__Selected excerpt__
-- BEGIN --
But most agreed that the jail was worth preserving. Josh, a potter who digs his own clay from the surrounding hillside, and Emily, who owns Carolina Flowers Farm and Florist, had a vision. Instead of painting over painful truths and reburying uncovered secrets, they’ve peeled back layers to display a portrait of people, place, and time that honors the past and forges a fresh story for a new century.
When the work began, Josh approached the renovation as an extension of his own artistic practice — modeling, shifting, shaping, and layering. With every painstaking inch of progress, the building itself became his medium. Along with a local architect and contractors, he preserved graffiti left behind by inmates, transformed old radiators into fences, oxidized metal sheets to a perfect patina, repurposed window bars as handrails, and invited the public to participate in a brickmaking project. Those bricks now form the property’s patio and some of its exterior walls. When Josh discovered a homemade bedsheet rope stuffed into a crack in a cell — perhaps the very one that A.J. Bridges used to smuggle liquor — he displayed it in a shadowbox.
The Copuses opened the Old Marshall Jail Hotel’s four suites, two compact bunk rooms, and Zadie’s Market to the property’s first voluntary guests last year. The industrial, light-filled rooms are adorned with Josh’s pottery and flowers from Emily’s farm. Zadie’s Market — a regionally focused restaurant, bar, and grocery concept whose menu is developed in collaboration with acclaimed Asheville chef John Fleer — offers elevated bar snacks, craft beverages, and Appalachian-inspired dishes. “We’re in this incredible position to be an instrument for this little nook of Appalachia where we live and work,” Emily says. “We want this place to feel rich for people.”
In the evenings, guests dine in the space where Geraldine Brown’s office once was. In the morning, as they emerge from their rooms — maybe the one in the old sheriff’s office — they’ll imprint their own memories into the life of the Old Marshall Jail.
-- END --
__What you should do__
Answer each question using the Old Marshall Jail passage above.
(a) What did Josh find stuffed into a crack in a cell, and how did he display it?
(b) How many suites and bunk rooms did the Old Marshall Jail Hotel open with?
(c) Where do guests dine in the evenings?

__Raw data__
-- BEGIN --
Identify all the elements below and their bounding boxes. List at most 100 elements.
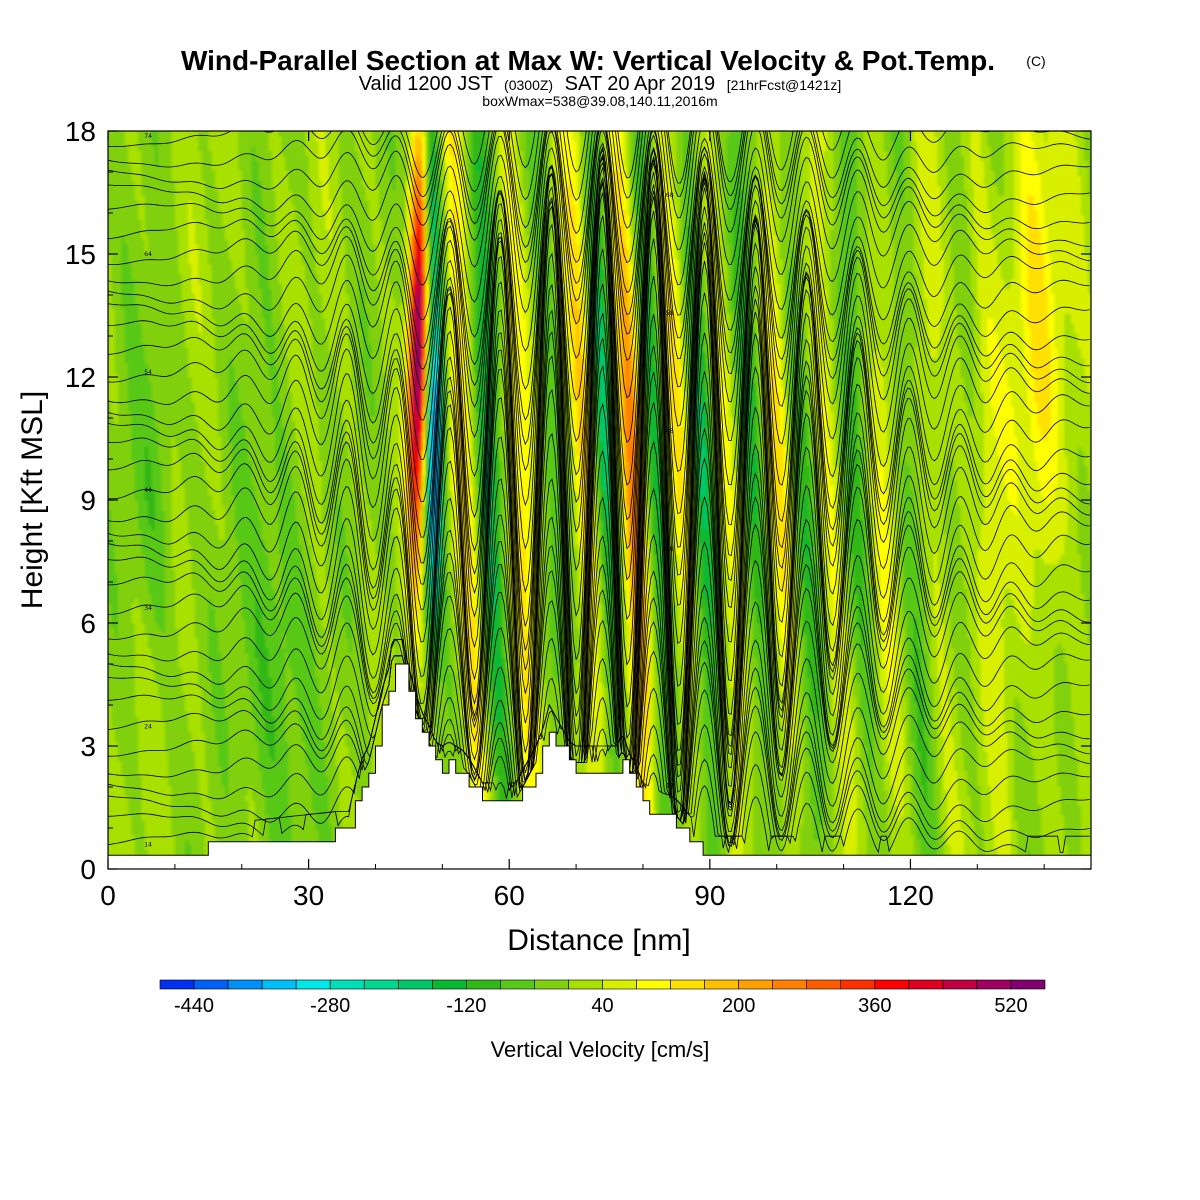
-- END --
__Result of the exercise__
(a) He found a homemade bedsheet rope and displayed it in a shadowbox.
(b) It opened with four suites and two compact bunk rooms.
(c) They dine in the space where Geraldine Brown's office once was.